Entries with figure data:
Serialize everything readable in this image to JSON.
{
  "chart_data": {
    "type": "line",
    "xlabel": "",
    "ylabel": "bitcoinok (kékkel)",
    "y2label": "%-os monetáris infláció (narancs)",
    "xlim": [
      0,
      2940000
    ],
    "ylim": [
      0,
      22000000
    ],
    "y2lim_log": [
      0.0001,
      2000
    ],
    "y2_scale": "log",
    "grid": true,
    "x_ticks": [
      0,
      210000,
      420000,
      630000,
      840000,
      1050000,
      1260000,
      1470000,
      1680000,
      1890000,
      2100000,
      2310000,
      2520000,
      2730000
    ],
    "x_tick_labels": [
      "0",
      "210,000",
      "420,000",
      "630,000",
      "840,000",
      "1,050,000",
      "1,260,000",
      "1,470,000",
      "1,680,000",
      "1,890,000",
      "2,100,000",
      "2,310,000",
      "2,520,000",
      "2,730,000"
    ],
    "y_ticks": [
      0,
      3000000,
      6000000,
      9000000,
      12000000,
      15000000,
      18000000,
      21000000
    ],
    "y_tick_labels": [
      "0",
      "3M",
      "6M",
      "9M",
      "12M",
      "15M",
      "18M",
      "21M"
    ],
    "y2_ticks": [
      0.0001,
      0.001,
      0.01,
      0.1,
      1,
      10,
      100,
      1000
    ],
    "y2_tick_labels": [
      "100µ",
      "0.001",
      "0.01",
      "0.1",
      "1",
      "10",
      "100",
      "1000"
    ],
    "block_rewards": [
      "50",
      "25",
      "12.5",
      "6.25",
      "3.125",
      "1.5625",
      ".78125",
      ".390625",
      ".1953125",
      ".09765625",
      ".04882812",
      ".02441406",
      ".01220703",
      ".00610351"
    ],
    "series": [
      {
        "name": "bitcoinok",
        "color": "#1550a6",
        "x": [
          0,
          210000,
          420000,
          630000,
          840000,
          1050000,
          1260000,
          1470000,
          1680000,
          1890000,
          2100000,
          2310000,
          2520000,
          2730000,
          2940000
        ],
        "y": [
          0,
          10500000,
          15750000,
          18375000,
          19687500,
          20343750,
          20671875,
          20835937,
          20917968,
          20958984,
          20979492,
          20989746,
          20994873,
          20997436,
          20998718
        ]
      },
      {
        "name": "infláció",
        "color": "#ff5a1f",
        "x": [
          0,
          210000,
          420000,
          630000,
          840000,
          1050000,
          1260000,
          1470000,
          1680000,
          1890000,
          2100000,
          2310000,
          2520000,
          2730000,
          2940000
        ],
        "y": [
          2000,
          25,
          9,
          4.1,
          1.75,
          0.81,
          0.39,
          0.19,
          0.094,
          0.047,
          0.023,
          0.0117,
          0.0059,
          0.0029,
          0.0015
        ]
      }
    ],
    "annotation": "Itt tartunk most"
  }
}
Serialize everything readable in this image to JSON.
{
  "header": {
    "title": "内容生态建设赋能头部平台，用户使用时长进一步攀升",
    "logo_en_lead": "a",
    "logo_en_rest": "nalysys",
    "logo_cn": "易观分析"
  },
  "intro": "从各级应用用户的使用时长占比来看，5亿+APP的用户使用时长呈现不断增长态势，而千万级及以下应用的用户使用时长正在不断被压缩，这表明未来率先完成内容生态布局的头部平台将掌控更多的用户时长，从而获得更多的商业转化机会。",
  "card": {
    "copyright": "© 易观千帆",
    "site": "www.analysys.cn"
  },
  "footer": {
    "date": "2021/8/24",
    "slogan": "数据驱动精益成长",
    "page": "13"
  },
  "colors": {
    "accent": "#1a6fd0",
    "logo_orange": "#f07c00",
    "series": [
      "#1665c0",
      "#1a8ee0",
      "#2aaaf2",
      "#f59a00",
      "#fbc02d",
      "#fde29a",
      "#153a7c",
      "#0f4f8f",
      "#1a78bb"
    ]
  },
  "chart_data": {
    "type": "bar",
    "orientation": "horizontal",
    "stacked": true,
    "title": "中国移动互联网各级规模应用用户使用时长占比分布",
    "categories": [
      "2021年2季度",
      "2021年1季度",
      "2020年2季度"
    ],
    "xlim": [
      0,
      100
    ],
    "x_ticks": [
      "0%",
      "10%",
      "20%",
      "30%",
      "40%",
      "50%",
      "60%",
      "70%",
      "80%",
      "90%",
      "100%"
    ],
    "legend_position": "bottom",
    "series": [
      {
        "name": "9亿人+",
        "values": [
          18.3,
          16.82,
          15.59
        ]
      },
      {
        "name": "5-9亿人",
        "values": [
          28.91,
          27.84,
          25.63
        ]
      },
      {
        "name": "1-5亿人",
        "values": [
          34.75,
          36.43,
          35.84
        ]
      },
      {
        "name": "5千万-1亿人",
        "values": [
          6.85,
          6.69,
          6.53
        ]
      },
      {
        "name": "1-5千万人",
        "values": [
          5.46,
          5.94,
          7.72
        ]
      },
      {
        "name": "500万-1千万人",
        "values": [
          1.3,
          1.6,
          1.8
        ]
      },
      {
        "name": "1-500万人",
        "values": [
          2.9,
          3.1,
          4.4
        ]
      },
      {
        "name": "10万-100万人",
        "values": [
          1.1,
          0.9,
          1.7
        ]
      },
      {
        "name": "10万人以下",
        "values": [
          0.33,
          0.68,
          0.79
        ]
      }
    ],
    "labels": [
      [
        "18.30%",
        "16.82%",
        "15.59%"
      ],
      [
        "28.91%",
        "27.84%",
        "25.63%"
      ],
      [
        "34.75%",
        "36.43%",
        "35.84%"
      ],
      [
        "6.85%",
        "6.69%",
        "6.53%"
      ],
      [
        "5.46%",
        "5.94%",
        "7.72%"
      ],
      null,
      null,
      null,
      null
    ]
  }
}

• What is required:
Across the records above, count the lines holding "bitcoinok" and reply with that number alone.

• Worked answer:
2